— Exercise prompt —
Return the records exactly as they are.

--- Provided entries ---

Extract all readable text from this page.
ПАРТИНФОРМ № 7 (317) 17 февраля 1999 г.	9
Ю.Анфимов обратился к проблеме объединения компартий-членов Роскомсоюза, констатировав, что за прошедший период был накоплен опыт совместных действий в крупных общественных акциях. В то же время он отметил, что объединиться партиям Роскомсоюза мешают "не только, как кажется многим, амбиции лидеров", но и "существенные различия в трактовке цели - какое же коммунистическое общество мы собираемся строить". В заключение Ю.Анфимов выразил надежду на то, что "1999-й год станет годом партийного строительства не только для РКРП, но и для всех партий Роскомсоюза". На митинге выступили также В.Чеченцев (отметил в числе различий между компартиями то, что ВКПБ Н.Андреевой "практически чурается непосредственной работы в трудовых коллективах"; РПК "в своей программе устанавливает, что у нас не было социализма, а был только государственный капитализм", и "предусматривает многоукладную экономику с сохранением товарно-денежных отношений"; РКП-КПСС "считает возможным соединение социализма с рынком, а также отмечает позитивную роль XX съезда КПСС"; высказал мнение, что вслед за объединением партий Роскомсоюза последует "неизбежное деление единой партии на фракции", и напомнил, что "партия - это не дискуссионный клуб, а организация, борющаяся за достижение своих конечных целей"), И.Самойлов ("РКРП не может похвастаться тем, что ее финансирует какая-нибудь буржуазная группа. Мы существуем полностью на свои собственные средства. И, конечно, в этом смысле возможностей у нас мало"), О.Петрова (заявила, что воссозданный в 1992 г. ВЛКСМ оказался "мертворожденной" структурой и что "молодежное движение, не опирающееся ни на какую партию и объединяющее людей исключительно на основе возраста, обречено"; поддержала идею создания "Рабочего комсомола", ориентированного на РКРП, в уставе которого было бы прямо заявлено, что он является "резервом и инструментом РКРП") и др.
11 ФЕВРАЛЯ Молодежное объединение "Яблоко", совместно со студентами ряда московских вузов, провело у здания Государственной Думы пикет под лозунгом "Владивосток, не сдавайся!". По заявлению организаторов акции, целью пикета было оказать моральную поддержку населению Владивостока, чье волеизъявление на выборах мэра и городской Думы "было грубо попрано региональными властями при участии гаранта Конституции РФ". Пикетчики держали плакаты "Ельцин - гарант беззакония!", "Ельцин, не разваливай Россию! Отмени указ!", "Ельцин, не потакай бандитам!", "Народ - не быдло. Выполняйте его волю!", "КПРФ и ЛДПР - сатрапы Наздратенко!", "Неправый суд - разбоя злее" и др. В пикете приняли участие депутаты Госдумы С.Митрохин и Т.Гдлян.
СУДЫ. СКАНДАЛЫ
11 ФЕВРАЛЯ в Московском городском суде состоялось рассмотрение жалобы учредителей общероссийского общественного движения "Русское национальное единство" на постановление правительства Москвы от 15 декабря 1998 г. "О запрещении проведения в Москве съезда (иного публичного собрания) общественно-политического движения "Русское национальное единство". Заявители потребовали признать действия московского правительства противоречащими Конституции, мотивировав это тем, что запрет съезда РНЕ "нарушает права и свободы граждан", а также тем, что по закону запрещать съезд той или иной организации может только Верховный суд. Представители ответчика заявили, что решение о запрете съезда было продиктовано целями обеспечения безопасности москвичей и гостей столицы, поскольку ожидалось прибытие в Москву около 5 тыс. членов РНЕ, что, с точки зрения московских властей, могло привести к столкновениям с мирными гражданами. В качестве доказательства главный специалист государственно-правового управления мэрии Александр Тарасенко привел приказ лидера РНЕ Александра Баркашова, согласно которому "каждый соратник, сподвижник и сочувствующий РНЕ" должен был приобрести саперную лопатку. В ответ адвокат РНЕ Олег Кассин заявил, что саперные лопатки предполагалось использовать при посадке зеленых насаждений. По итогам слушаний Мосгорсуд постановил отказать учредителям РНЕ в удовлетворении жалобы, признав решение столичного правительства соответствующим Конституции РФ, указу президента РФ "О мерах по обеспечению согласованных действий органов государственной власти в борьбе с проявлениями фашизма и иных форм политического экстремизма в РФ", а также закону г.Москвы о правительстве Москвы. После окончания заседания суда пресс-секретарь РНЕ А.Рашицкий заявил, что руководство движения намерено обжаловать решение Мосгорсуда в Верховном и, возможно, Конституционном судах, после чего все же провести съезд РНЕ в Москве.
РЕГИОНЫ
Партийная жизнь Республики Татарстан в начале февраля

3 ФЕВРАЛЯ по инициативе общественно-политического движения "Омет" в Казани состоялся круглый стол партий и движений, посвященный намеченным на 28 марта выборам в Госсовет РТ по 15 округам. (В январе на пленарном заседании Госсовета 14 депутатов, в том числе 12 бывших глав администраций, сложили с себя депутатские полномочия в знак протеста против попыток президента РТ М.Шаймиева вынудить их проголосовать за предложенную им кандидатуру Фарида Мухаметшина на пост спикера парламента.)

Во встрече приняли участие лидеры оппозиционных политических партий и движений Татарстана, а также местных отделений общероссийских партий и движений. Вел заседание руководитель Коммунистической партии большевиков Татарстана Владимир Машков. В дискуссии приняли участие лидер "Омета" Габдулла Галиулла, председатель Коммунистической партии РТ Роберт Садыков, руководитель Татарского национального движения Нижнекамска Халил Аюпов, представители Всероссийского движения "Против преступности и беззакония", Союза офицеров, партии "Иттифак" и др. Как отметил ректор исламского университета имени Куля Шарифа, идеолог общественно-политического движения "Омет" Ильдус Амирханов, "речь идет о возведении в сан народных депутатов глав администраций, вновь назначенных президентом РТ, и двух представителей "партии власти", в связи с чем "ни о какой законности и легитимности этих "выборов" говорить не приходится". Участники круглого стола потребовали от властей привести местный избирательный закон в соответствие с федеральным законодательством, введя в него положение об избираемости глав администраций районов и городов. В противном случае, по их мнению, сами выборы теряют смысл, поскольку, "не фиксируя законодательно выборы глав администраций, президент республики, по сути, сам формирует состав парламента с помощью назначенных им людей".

---

— Response to this exercise —
Extract all readable text from this page.
ПАРТИНФОРМ № 7 (317) 17 февраля 1999 г.	9
Ю.Анфимов обратился к проблеме объединения компартий-членов Роскомсоюза, констатировав, что за прошедший период был накоплен опыт совместных действий в крупных общественных акциях. В то же время он отметил, что объединиться партиям Роскомсоюза мешают "не только, как кажется многим, амбиции лидеров", но и "существенные различия в трактовке цели - какое же коммунистическое общество мы собираемся строить". В заключение Ю.Анфимов выразил надежду на то, что "1999-й год станет годом партийного строительства не только для РКРП, но и для всех партий Роскомсоюза". На митинге выступили также В.Чеченцев (отметил в числе различий между компартиями то, что ВКПБ Н.Андреевой "практически чурается непосредственной работы в трудовых коллективах"; РПК "в своей программе устанавливает, что у нас не было социализма, а был только государственный капитализм", и "предусматривает многоукладную экономику с сохранением товарно-денежных отношений"; РКП-КПСС "считает возможным соединение социализма с рынком, а также отмечает позитивную роль XX съезда КПСС"; высказал мнение, что вслед за объединением партий Роскомсоюза последует "неизбежное деление единой партии на фракции", и напомнил, что "партия - это не дискуссионный клуб, а организация, борющаяся за достижение своих конечных целей"), И.Самойлов ("РКРП не может похвастаться тем, что ее финансирует какая-нибудь буржуазная группа. Мы существуем полностью на свои собственные средства. И, конечно, в этом смысле возможностей у нас мало"), О.Петрова (заявила, что воссозданный в 1992 г. ВЛКСМ оказался "мертворожденной" структурой и что "молодежное движение, не опирающееся ни на какую партию и объединяющее людей исключительно на основе возраста, обречено"; поддержала идею создания "Рабочего комсомола", ориентированного на РКРП, в уставе которого было бы прямо заявлено, что он является "резервом и инструментом РКРП") и др.
11 ФЕВРАЛЯ Молодежное объединение "Яблоко", совместно со студентами ряда московских вузов, провело у здания Государственной Думы пикет под лозунгом "Владивосток, не сдавайся!". По заявлению организаторов акции, целью пикета было оказать моральную поддержку населению Владивостока, чье волеизъявление на выборах мэра и городской Думы "было грубо попрано региональными властями при участии гаранта Конституции РФ". Пикетчики держали плакаты "Ельцин - гарант беззакония!", "Ельцин, не разваливай Россию! Отмени указ!", "Ельцин, не потакай бандитам!", "Народ - не быдло. Выполняйте его волю!", "КПРФ и ЛДПР - сатрапы Наздратенко!", "Неправый суд - разбоя злее" и др. В пикете приняли участие депутаты Госдумы С.Митрохин и Т.Гдлян.
СУДЫ. СКАНДАЛЫ
11 ФЕВРАЛЯ в Московском городском суде состоялось рассмотрение жалобы учредителей общероссийского общественного движения "Русское национальное единство" на постановление правительства Москвы от 15 декабря 1998 г. "О запрещении проведения в Москве съезда (иного публичного собрания) общественно-политического движения "Русское национальное единство". Заявители потребовали признать действия московского правительства противоречащими Конституции, мотивировав это тем, что запрет съезда РНЕ "нарушает права и свободы граждан", а также тем, что по закону запрещать съезд той или иной организации может только Верховный суд. Представители ответчика заявили, что решение о запрете съезда было продиктовано целями обеспечения безопасности москвичей и гостей столицы, поскольку ожидалось прибытие в Москву около 5 тыс. членов РНЕ, что, с точки зрения московских властей, могло привести к столкновениям с мирными гражданами. В качестве доказательства главный специалист государственно-правового управления мэрии Александр Тарасенко привел приказ лидера РНЕ Александра Баркашова, согласно которому "каждый соратник, сподвижник и сочувствующий РНЕ" должен был приобрести саперную лопатку. В ответ адвокат РНЕ Олег Кассин заявил, что саперные лопатки предполагалось использовать при посадке зеленых насаждений. По итогам слушаний Мосгорсуд постановил отказать учредителям РНЕ в удовлетворении жалобы, признав решение столичного правительства соответствующим Конституции РФ, указу президента РФ "О мерах по обеспечению согласованных действий органов государственной власти в борьбе с проявлениями фашизма и иных форм политического экстремизма в РФ", а также закону г.Москвы о правительстве Москвы. После окончания заседания суда пресс-секретарь РНЕ А.Рашицкий заявил, что руководство движения намерено обжаловать решение Мосгорсуда в Верховном и, возможно, Конституционном судах, после чего все же провести съезд РНЕ в Москве.
РЕГИОНЫ
Партийная жизнь Республики Татарстан в начале февраля

3 ФЕВРАЛЯ по инициативе общественно-политического движения "Омет" в Казани состоялся круглый стол партий и движений, посвященный намеченным на 28 марта выборам в Госсовет РТ по 15 округам. (В январе на пленарном заседании Госсовета 14 депутатов, в том числе 12 бывших глав администраций, сложили с себя депутатские полномочия в знак протеста против попыток президента РТ М.Шаймиева вынудить их проголосовать за предложенную им кандидатуру Фарида Мухаметшина на пост спикера парламента.)

Во встрече приняли участие лидеры оппозиционных политических партий и движений Татарстана, а также местных отделений общероссийских партий и движений. Вел заседание руководитель Коммунистической партии большевиков Татарстана Владимир Машков. В дискуссии приняли участие лидер "Омета" Габдулла Галиулла, председатель Коммунистической партии РТ Роберт Садыков, руководитель Татарского национального движения Нижнекамска Халил Аюпов, представители Всероссийского движения "Против преступности и беззакония", Союза офицеров, партии "Иттифак" и др. Как отметил ректор исламского университета имени Куля Шарифа, идеолог общественно-политического движения "Омет" Ильдус Амирханов, "речь идет о возведении в сан народных депутатов глав администраций, вновь назначенных президентом РТ, и двух представителей "партии власти", в связи с чем "ни о какой законности и легитимности этих "выборов" говорить не приходится". Участники круглого стола потребовали от властей привести местный избирательный закон в соответствие с федеральным законодательством, введя в него положение об избираемости глав администраций районов и городов. В противном случае, по их мнению, сами выборы теряют смысл, поскольку, "не фиксируя законодательно выборы глав администраций, президент республики, по сути, сам формирует состав парламента с помощью назначенных им людей".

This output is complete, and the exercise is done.